## Aim
Search the data below for "everything"; list each line that holds it.

Extracted data entries:
------------------------------------------------------------

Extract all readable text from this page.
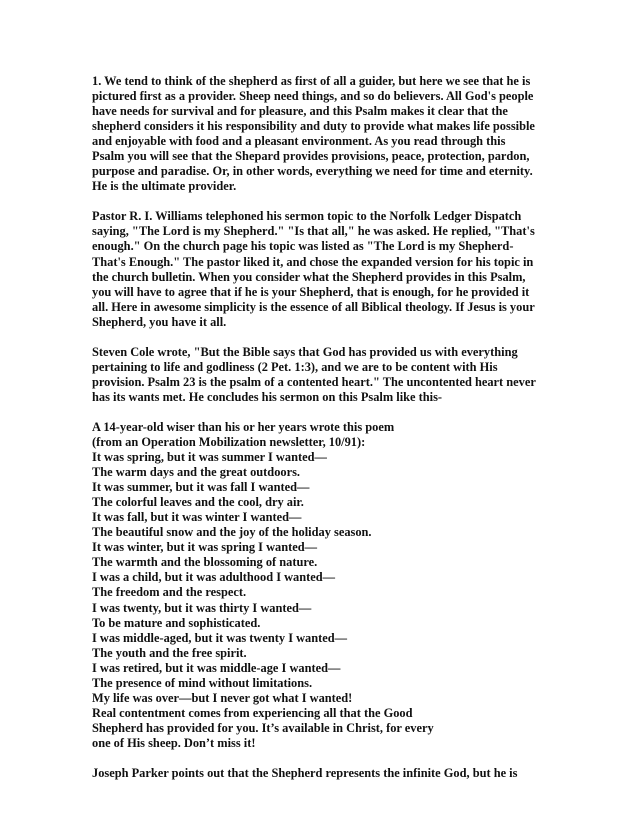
1. We tend to think of the shepherd as first of all a guider, but here we see that he is
pictured first as a provider. Sheep need things, and so do believers. All God's people
have needs for survival and for pleasure, and this Psalm makes it clear that the
shepherd considers it his responsibility and duty to provide what makes life possible
and enjoyable with food and a pleasant environment. As you read through this
Psalm you will see that the Shepard provides provisions, peace, protection, pardon,
purpose and paradise. Or, in other words, everything we need for time and eternity.
He is the ultimate provider.

Pastor R. I. Williams telephoned his sermon topic to the Norfolk Ledger Dispatch
saying, "The Lord is my Shepherd." "Is that all," he was asked. He replied, "That's
enough." On the church page his topic was listed as "The Lord is my Shepherd-
That's Enough." The pastor liked it, and chose the expanded version for his topic in
the church bulletin. When you consider what the Shepherd provides in this Psalm,
you will have to agree that if he is your Shepherd, that is enough, for he provided it
all. Here in awesome simplicity is the essence of all Biblical theology. If Jesus is your
Shepherd, you have it all.

Steven Cole wrote, "But the Bible says that God has provided us with everything
pertaining to life and godliness (2 Pet. 1:3), and we are to be content with His
provision. Psalm 23 is the psalm of a contented heart." The uncontented heart never
has its wants met. He concludes his sermon on this Psalm like this-

A 14-year-old wiser than his or her years wrote this poem
(from an Operation Mobilization newsletter, 10/91):
It was spring, but it was summer I wanted—
The warm days and the great outdoors.
It was summer, but it was fall I wanted—
The colorful leaves and the cool, dry air.
It was fall, but it was winter I wanted—
The beautiful snow and the joy of the holiday season.
It was winter, but it was spring I wanted—
The warmth and the blossoming of nature.
I was a child, but it was adulthood I wanted—
The freedom and the respect.
I was twenty, but it was thirty I wanted—
To be mature and sophisticated.
I was middle-aged, but it was twenty I wanted—
The youth and the free spirit.
I was retired, but it was middle-age I wanted—
The presence of mind without limitations.
My life was over—but I never got what I wanted!
Real contentment comes from experiencing all that the Good
Shepherd has provided for you. It’s available in Christ, for every
one of His sheep. Don’t miss it!

Joseph Parker points out that the Shepherd represents the infinite God, but he is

------------------------------------------------------------

## Task result
purpose and paradise. Or, in other words, everything we need for time and eternity.
Steven Cole wrote, "But the Bible says that God has provided us with everything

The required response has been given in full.